PROBLEM TO WORK ON: Your response should consist of the lines below, printed exactly.

TASK MATERIAL:

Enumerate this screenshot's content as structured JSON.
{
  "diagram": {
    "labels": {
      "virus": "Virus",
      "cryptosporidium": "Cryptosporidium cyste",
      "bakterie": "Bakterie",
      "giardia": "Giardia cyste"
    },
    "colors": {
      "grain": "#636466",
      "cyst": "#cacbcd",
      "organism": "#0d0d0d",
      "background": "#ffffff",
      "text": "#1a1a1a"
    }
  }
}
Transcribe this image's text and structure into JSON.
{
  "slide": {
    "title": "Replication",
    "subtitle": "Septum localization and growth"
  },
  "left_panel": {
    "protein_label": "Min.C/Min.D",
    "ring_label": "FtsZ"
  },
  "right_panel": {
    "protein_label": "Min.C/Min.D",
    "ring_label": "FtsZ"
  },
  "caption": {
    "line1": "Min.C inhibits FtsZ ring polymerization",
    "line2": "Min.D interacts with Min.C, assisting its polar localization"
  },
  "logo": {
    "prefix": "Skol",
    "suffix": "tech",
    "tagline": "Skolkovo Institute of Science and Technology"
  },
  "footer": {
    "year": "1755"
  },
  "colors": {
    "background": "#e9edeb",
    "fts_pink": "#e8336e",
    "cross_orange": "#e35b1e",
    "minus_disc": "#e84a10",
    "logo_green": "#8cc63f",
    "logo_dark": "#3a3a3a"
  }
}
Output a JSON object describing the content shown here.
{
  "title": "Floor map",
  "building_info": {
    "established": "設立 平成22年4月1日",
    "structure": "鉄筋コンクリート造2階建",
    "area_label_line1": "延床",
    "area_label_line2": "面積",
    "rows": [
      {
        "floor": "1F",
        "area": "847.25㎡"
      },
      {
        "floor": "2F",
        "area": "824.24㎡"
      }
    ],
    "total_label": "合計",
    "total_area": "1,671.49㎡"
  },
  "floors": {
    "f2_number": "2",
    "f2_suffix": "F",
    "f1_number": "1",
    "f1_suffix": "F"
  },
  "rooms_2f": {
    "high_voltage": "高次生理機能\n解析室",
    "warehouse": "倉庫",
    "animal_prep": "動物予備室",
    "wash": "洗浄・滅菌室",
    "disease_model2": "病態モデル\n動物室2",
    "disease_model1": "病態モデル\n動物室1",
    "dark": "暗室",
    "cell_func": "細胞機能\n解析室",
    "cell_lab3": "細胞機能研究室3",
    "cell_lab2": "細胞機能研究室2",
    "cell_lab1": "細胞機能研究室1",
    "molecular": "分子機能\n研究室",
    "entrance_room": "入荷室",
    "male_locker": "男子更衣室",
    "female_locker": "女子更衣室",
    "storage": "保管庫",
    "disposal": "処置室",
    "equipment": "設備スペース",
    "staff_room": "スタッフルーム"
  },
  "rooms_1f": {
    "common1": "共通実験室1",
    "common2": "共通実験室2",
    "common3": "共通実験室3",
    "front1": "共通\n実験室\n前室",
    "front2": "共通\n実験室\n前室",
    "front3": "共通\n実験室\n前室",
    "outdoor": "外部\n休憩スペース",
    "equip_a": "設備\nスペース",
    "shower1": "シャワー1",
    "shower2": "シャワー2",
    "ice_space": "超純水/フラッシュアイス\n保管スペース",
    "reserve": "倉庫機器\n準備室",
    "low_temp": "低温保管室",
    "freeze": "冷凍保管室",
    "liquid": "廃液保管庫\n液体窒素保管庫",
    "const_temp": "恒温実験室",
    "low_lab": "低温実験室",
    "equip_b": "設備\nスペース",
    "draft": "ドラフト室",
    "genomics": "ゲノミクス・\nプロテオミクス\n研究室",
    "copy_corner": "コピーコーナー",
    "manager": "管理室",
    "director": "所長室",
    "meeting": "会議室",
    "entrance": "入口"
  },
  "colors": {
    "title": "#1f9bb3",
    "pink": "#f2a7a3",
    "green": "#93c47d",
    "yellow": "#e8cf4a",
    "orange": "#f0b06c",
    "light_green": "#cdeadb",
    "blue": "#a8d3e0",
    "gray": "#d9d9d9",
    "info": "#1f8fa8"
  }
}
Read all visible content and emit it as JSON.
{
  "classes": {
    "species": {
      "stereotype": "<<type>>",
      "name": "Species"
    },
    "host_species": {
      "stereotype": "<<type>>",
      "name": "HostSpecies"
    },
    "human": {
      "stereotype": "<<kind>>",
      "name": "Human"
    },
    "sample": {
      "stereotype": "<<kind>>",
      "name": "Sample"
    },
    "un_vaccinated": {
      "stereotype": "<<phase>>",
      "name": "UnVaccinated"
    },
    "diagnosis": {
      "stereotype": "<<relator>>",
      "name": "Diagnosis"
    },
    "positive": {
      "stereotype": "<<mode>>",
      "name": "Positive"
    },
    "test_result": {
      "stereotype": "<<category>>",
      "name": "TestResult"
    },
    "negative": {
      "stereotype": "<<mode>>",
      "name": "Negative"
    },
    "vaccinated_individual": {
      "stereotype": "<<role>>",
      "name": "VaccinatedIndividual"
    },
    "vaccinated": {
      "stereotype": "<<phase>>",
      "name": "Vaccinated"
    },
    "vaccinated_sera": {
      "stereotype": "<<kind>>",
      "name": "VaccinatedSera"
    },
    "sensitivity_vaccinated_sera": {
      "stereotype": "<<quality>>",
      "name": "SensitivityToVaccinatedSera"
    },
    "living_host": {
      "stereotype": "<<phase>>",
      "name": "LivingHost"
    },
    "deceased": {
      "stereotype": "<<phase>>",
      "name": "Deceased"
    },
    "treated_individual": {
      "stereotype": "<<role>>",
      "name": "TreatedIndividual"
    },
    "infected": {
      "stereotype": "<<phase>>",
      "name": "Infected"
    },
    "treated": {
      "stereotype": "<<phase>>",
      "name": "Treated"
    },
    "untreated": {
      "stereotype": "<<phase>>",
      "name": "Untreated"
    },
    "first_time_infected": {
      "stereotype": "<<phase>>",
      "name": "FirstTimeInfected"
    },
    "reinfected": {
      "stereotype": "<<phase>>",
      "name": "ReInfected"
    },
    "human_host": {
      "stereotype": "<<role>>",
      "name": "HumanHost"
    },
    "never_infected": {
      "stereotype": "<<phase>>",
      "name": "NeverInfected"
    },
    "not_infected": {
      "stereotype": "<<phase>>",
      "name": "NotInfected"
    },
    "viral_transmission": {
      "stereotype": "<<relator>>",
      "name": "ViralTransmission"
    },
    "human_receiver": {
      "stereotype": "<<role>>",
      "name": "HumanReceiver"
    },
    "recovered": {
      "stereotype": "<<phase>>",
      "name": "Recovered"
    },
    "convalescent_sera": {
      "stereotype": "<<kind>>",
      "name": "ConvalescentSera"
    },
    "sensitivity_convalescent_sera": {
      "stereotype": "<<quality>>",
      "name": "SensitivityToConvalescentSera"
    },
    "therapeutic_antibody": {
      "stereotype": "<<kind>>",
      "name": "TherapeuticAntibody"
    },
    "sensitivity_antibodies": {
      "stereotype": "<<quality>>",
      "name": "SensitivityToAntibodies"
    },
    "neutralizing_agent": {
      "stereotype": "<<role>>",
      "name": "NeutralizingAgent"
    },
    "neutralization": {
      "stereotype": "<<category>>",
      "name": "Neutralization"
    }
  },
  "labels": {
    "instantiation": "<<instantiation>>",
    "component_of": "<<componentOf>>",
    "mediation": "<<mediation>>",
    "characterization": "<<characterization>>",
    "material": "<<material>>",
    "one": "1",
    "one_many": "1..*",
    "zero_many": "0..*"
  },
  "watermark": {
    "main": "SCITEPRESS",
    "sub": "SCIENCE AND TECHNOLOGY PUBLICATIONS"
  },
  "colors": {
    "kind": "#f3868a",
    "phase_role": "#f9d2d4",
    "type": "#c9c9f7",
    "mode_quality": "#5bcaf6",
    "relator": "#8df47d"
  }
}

RESPONSE FOR THIS EXERCISE:
Enumerate this screenshot's content as structured JSON.
{
  "diagram": {
    "labels": {
      "virus": "Virus",
      "cryptosporidium": "Cryptosporidium cyste",
      "bakterie": "Bakterie",
      "giardia": "Giardia cyste"
    },
    "colors": {
      "grain": "#636466",
      "cyst": "#cacbcd",
      "organism": "#0d0d0d",
      "background": "#ffffff",
      "text": "#1a1a1a"
    }
  }
}
Transcribe this image's text and structure into JSON.
{
  "slide": {
    "title": "Replication",
    "subtitle": "Septum localization and growth"
  },
  "left_panel": {
    "protein_label": "Min.C/Min.D",
    "ring_label": "FtsZ"
  },
  "right_panel": {
    "protein_label": "Min.C/Min.D",
    "ring_label": "FtsZ"
  },
  "caption": {
    "line1": "Min.C inhibits FtsZ ring polymerization",
    "line2": "Min.D interacts with Min.C, assisting its polar localization"
  },
  "logo": {
    "prefix": "Skol",
    "suffix": "tech",
    "tagline": "Skolkovo Institute of Science and Technology"
  },
  "footer": {
    "year": "1755"
  },
  "colors": {
    "background": "#e9edeb",
    "fts_pink": "#e8336e",
    "cross_orange": "#e35b1e",
    "minus_disc": "#e84a10",
    "logo_green": "#8cc63f",
    "logo_dark": "#3a3a3a"
  }
}
Output a JSON object describing the content shown here.
{
  "title": "Floor map",
  "building_info": {
    "established": "設立 平成22年4月1日",
    "structure": "鉄筋コンクリート造2階建",
    "area_label_line1": "延床",
    "area_label_line2": "面積",
    "rows": [
      {
        "floor": "1F",
        "area": "847.25㎡"
      },
      {
        "floor": "2F",
        "area": "824.24㎡"
      }
    ],
    "total_label": "合計",
    "total_area": "1,671.49㎡"
  },
  "floors": {
    "f2_number": "2",
    "f2_suffix": "F",
    "f1_number": "1",
    "f1_suffix": "F"
  },
  "rooms_2f": {
    "high_voltage": "高次生理機能\n解析室",
    "warehouse": "倉庫",
    "animal_prep": "動物予備室",
    "wash": "洗浄・滅菌室",
    "disease_model2": "病態モデル\n動物室2",
    "disease_model1": "病態モデル\n動物室1",
    "dark": "暗室",
    "cell_func": "細胞機能\n解析室",
    "cell_lab3": "細胞機能研究室3",
    "cell_lab2": "細胞機能研究室2",
    "cell_lab1": "細胞機能研究室1",
    "molecular": "分子機能\n研究室",
    "entrance_room": "入荷室",
    "male_locker": "男子更衣室",
    "female_locker": "女子更衣室",
    "storage": "保管庫",
    "disposal": "処置室",
    "equipment": "設備スペース",
    "staff_room": "スタッフルーム"
  },
  "rooms_1f": {
    "common1": "共通実験室1",
    "common2": "共通実験室2",
    "common3": "共通実験室3",
    "front1": "共通\n実験室\n前室",
    "front2": "共通\n実験室\n前室",
    "front3": "共通\n実験室\n前室",
    "outdoor": "外部\n休憩スペース",
    "equip_a": "設備\nスペース",
    "shower1": "シャワー1",
    "shower2": "シャワー2",
    "ice_space": "超純水/フラッシュアイス\n保管スペース",
    "reserve": "倉庫機器\n準備室",
    "low_temp": "低温保管室",
    "freeze": "冷凍保管室",
    "liquid": "廃液保管庫\n液体窒素保管庫",
    "const_temp": "恒温実験室",
    "low_lab": "低温実験室",
    "equip_b": "設備\nスペース",
    "draft": "ドラフト室",
    "genomics": "ゲノミクス・\nプロテオミクス\n研究室",
    "copy_corner": "コピーコーナー",
    "manager": "管理室",
    "director": "所長室",
    "meeting": "会議室",
    "entrance": "入口"
  },
  "colors": {
    "title": "#1f9bb3",
    "pink": "#f2a7a3",
    "green": "#93c47d",
    "yellow": "#e8cf4a",
    "orange": "#f0b06c",
    "light_green": "#cdeadb",
    "blue": "#a8d3e0",
    "gray": "#d9d9d9",
    "info": "#1f8fa8"
  }
}
Read all visible content and emit it as JSON.
{
  "classes": {
    "species": {
      "stereotype": "<<type>>",
      "name": "Species"
    },
    "host_species": {
      "stereotype": "<<type>>",
      "name": "HostSpecies"
    },
    "human": {
      "stereotype": "<<kind>>",
      "name": "Human"
    },
    "sample": {
      "stereotype": "<<kind>>",
      "name": "Sample"
    },
    "un_vaccinated": {
      "stereotype": "<<phase>>",
      "name": "UnVaccinated"
    },
    "diagnosis": {
      "stereotype": "<<relator>>",
      "name": "Diagnosis"
    },
    "positive": {
      "stereotype": "<<mode>>",
      "name": "Positive"
    },
    "test_result": {
      "stereotype": "<<category>>",
      "name": "TestResult"
    },
    "negative": {
      "stereotype": "<<mode>>",
      "name": "Negative"
    },
    "vaccinated_individual": {
      "stereotype": "<<role>>",
      "name": "VaccinatedIndividual"
    },
    "vaccinated": {
      "stereotype": "<<phase>>",
      "name": "Vaccinated"
    },
    "vaccinated_sera": {
      "stereotype": "<<kind>>",
      "name": "VaccinatedSera"
    },
    "sensitivity_vaccinated_sera": {
      "stereotype": "<<quality>>",
      "name": "SensitivityToVaccinatedSera"
    },
    "living_host": {
      "stereotype": "<<phase>>",
      "name": "LivingHost"
    },
    "deceased": {
      "stereotype": "<<phase>>",
      "name": "Deceased"
    },
    "treated_individual": {
      "stereotype": "<<role>>",
      "name": "TreatedIndividual"
    },
    "infected": {
      "stereotype": "<<phase>>",
      "name": "Infected"
    },
    "treated": {
      "stereotype": "<<phase>>",
      "name": "Treated"
    },
    "untreated": {
      "stereotype": "<<phase>>",
      "name": "Untreated"
    },
    "first_time_infected": {
      "stereotype": "<<phase>>",
      "name": "FirstTimeInfected"
    },
    "reinfected": {
      "stereotype": "<<phase>>",
      "name": "ReInfected"
    },
    "human_host": {
      "stereotype": "<<role>>",
      "name": "HumanHost"
    },
    "never_infected": {
      "stereotype": "<<phase>>",
      "name": "NeverInfected"
    },
    "not_infected": {
      "stereotype": "<<phase>>",
      "name": "NotInfected"
    },
    "viral_transmission": {
      "stereotype": "<<relator>>",
      "name": "ViralTransmission"
    },
    "human_receiver": {
      "stereotype": "<<role>>",
      "name": "HumanReceiver"
    },
    "recovered": {
      "stereotype": "<<phase>>",
      "name": "Recovered"
    },
    "convalescent_sera": {
      "stereotype": "<<kind>>",
      "name": "ConvalescentSera"
    },
    "sensitivity_convalescent_sera": {
      "stereotype": "<<quality>>",
      "name": "SensitivityToConvalescentSera"
    },
    "therapeutic_antibody": {
      "stereotype": "<<kind>>",
      "name": "TherapeuticAntibody"
    },
    "sensitivity_antibodies": {
      "stereotype": "<<quality>>",
      "name": "SensitivityToAntibodies"
    },
    "neutralizing_agent": {
      "stereotype": "<<role>>",
      "name": "NeutralizingAgent"
    },
    "neutralization": {
      "stereotype": "<<category>>",
      "name": "Neutralization"
    }
  },
  "labels": {
    "instantiation": "<<instantiation>>",
    "component_of": "<<componentOf>>",
    "mediation": "<<mediation>>",
    "characterization": "<<characterization>>",
    "material": "<<material>>",
    "one": "1",
    "one_many": "1..*",
    "zero_many": "0..*"
  },
  "watermark": {
    "main": "SCITEPRESS",
    "sub": "SCIENCE AND TECHNOLOGY PUBLICATIONS"
  },
  "colors": {
    "kind": "#f3868a",
    "phase_role": "#f9d2d4",
    "type": "#c9c9f7",
    "mode_quality": "#5bcaf6",
    "relator": "#8df47d"
  }
}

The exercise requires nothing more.